Set exercise
Comb the records below for the string "Deterioro" and copy each line where it turns up.

Data for this task
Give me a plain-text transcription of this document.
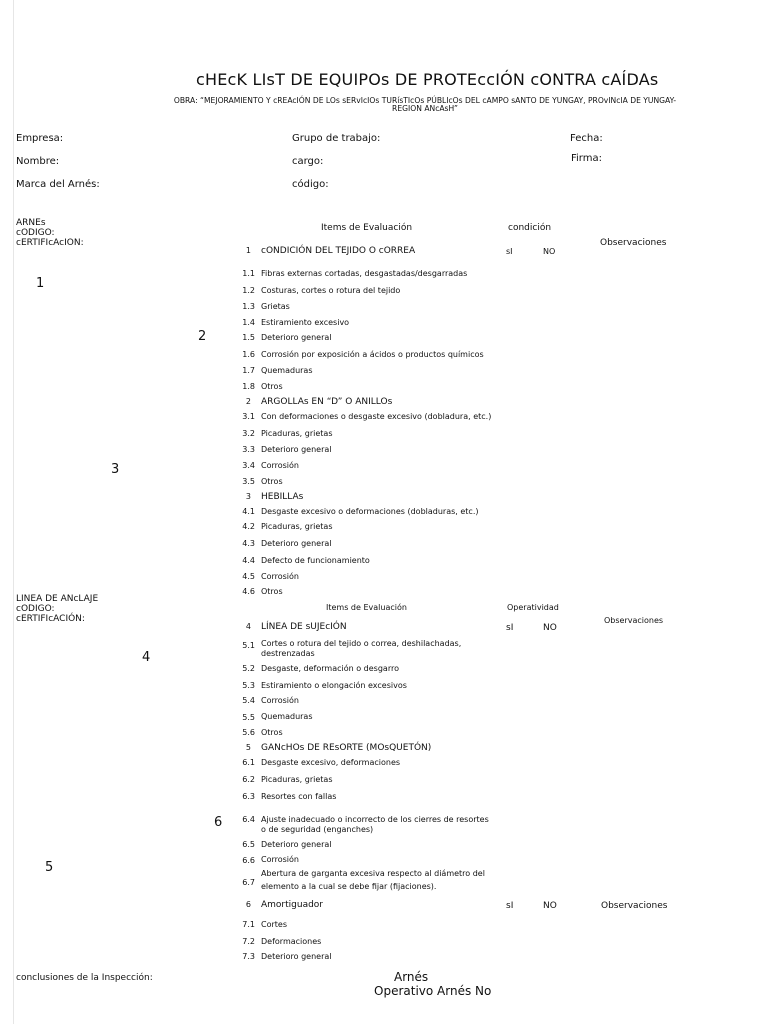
cHEcK LIsT DE EQUIPOs DE PROTEccIÓN cONTRA cAÍDAs
OBRA: “MEJORAMIENTO Y cREAcIÓN DE LOs sERvIcIOs TURísTIcOs PÚBLIcOs DEL cAMPO sANTO DE YUNGAY, PROvINcIA DE YUNGAY- REGION ANcAsH”
Empresa:	Grupo de trabajo:	Fecha:
Nombre:	cargo:	Firma:
Marca del Arnés:	código:
ARNEs
cODIGO:
cERTIFIcAcION:
Items de Evaluación	condición
Observaciones
1 cONDICIÓN DEL TEJIDO O cORREA	sI	NO
1.1 Fibras externas cortadas, desgastadas/desgarradas
1.2 Costuras, cortes o rotura del tejido
1.3 Grietas
1.4 Estiramiento excesivo
1.5 Deterioro general
1.6 Corrosión por exposición a ácidos o productos químicos
1.7 Quemaduras
1.8 Otros
2 ARGOLLAs EN “D” O ANILLOs
3.1 Con deformaciones o desgaste excesivo (dobladura, etc.)
3.2 Picaduras, grietas
3.3 Deterioro general
3.4 Corrosión
3.5 Otros
3 HEBILLAs
4.1 Desgaste excesivo o deformaciones (dobladuras, etc.)
4.2 Picaduras, grietas
4.3 Deterioro general
4.4 Defecto de funcionamiento
4.5 Corrosión
4.6 Otros
LINEA DE ANcLAJE
cODIGO:
cERTIFIcACIÓN:
Items de Evaluación	Operatividad
Observaciones
4 LÍNEA DE sUJEcIÓN	sI	NO
5.1 Cortes o rotura del tejido o correa, deshilachadas, destrenzadas
5.2 Desgaste, deformación o desgarro
5.3 Estiramiento o elongación excesivos
5.4 Corrosión
5.5 Quemaduras
5.6 Otros
5 GANcHOs DE REsORTE (MOsQUETÓN)
6.1 Desgaste excesivo, deformaciones
6.2 Picaduras, grietas
6.3 Resortes con fallas
6.4 Ajuste inadecuado o incorrecto de los cierres de resortes o de seguridad (enganches)
6.5 Deterioro general
6.6 Corrosión
6.7
Abertura de garganta excesiva respecto al diámetro del elemento a la cual se debe fijar (fijaciones).
6 Amortiguador	sI	NO	Observaciones
7.1 Cortes
7.2 Deformaciones
7.3 Deterioro general
1
2
3
4
5
6
conclusiones de la Inspección:	Arnés
Operativo Arnés No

Written response
1.5 Deterioro general
3.3 Deterioro general
4.3 Deterioro general
6.5 Deterioro general
7.3 Deterioro general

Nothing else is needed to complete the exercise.